#### Tekst źródłowy
- - - - -

Skandaliczne praktyki w Kamieńcu Ząbkowickim

W temacie wędrowania po innych górach, a także nie-górach
Awatar użytkownika
Lech
bardzo stary wyga
Posty: 3612
Rejestracja: 08-01-2005 18:39
Lokalizacja: Poznań (spod Moraskiej Góry)

Skandaliczne praktyki w Kamieńcu Ząbkowickim

Postautor: Lech » 22-08-2017 11:37

Podczas zwiedzania pałacu w Kamieńcu Ząbkowickim, wybudowanego wg projektu Karla Friedricha Schinkla, znanego z wielu wspaniałych realizacji w Wielkopolsce, osoba oprowadzająca notorycznie unikała informacji o Włodzimierzu Sobiechu, któremu de facto można zawdzięczać, że obiekt ten został uratowany przed całkowitą dewastacją. Pani przewodnik przekazywała informacje w taki sposób, jakby to właśnie dzięki władzom Kamieńca Ząbkowickiego pałac zawdzięczał, że nie popadł w całkowitą ruinę. Jeśli była mowa o pracach zabezpieczających, to jedynie w formie "poprzedni dzierżawca" zrobił to czy tamto - nie wymieniając jego nazwiska. A przecież już za czasów Włodzimierza Sobiecha działała restauracja i były do wynajęcia pokoje hotelowe, pałac można było zwiedzać z przewodnikiem, było czynne wejście na punkt widokowy na wieży zamkowej. Teraz wejścia na nią nie ma, a widok z tarasu jest ograniczony.

W pałacu, poza przysłowiowym "przypudrowaniem" niektórych pomieszczeń i ustawieniem tam licznych tablic poglądowych, od czasu przejęcia obiektu przez gminę zrobiono niewiele. Mogę o tym zaświadczyć, bo bywałem tam wiele razy niemal od początku przejęcia obiektu przez Włodzimierza Sobiecha. Jako pamiątkę pobytu już w 1988 r. podarował nam książkę z dedykacją.

Doprawdy zdumiewające, że pomija się nazwisko człowieka, który na prace zabezpieczające i odrestaurowywanie pałacu przeznaczył ogromną sumę 15 mln. zł. W dodatku za zwiedzanie obecnie kasuje się 25 zł. od osoby i turyście na pamiątkę zostawia tylko sam paragon fiskalny.

Obrazek

Obrazek

Obrazek
Obrazek

Awatar użytkownika
Lech
bardzo stary wyga
Posty: 3612
Rejestracja: 08-01-2005 18:39
Lokalizacja: Poznań (spod Moraskiej Góry)

- - - - -

#### Zapisane dane
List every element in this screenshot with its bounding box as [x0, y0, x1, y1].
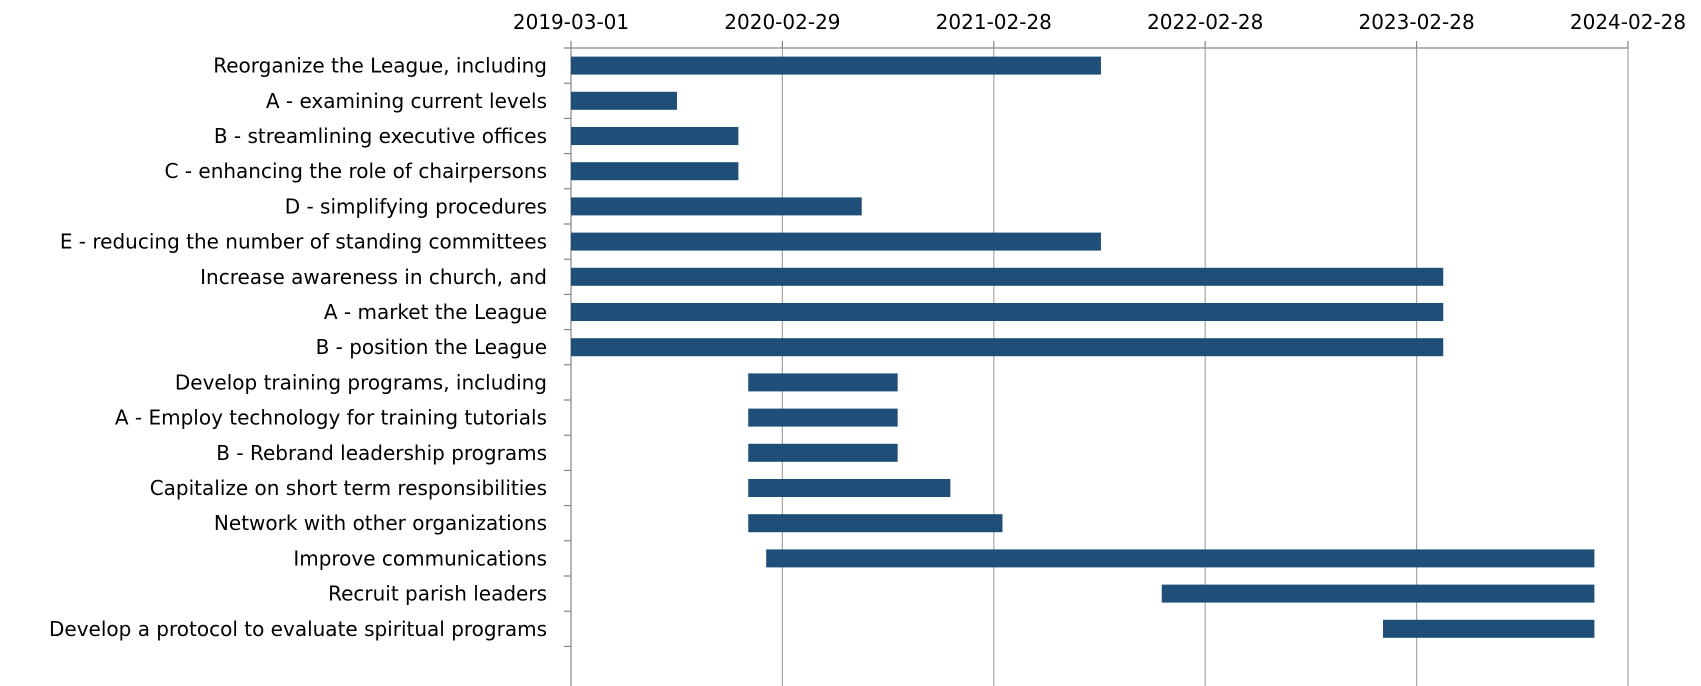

- - - - -

#### Treść zadania
[A] Przepisz wiernie fragment wpisu o pałacu w Kamieńcu Ząbkowickim od słów „Doprawdy zdumiewające, że” do słów „sam paragon fiskalny.”.
[B] Oceń, czy poniższe stwierdzenia zgadzają się z wpisem o pałacu w Kamieńcu Ząbkowickim, i przy każdej odpowiedzi „tak” lub „nie” przytocz dosłownie rozstrzygające słowa wpisu. (i) Pałac zbudowano według projektu Karla Friedricha Schinkla. (ii) Obecnie można wejść na punkt widokowy na wieży. (iii) Za zwiedzanie pobiera się obecnie 15 zł od osoby.

#### Poprawne odpowiedzi
[A]
Doprawdy zdumiewające, że pomija się nazwisko człowieka, który na prace zabezpieczające i odrestaurowywanie pałacu przeznaczył ogromną sumę 15 mln. zł. W dodatku za zwiedzanie obecnie kasuje się 25 zł. od osoby i turyście na pamiątkę zostawia tylko sam paragon fiskalny.

[B]
(i) Tak. We wpisie czytamy: „wybudowanego wg projektu Karla Friedricha Schinkla”.
(ii) Nie. We wpisie czytamy: „Teraz wejścia na nią nie ma”.
(iii) Nie. We wpisie czytamy: „za zwiedzanie obecnie kasuje się 25 zł. od osoby”.